> What the task asks
Check each line of the material. Copy those containing "MAKO".

> Exercise inputs
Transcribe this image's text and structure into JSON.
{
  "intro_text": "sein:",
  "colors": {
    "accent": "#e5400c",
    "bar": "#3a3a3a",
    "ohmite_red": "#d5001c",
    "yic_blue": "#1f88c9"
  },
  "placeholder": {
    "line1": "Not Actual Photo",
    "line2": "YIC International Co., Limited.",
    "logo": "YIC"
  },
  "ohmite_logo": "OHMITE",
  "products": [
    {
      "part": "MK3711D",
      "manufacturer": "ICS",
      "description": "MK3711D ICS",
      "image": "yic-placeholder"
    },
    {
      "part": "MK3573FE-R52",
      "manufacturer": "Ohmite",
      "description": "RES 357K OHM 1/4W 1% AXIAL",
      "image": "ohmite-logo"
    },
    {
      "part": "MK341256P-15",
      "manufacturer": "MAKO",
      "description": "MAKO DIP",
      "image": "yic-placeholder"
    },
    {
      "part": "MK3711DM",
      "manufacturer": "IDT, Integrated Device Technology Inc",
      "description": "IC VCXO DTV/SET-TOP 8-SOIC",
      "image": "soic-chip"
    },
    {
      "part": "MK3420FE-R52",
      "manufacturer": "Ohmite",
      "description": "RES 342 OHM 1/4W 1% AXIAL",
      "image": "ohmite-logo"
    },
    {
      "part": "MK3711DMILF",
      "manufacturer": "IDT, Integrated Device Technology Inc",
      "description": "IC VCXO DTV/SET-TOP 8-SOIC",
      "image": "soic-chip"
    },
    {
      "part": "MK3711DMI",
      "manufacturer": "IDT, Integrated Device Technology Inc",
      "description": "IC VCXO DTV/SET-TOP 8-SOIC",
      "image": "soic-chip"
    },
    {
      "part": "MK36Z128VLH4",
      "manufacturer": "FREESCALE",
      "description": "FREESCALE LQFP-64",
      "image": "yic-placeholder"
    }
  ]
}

> Answer to the task
      "manufacturer": "MAKO",
      "description": "MAKO DIP",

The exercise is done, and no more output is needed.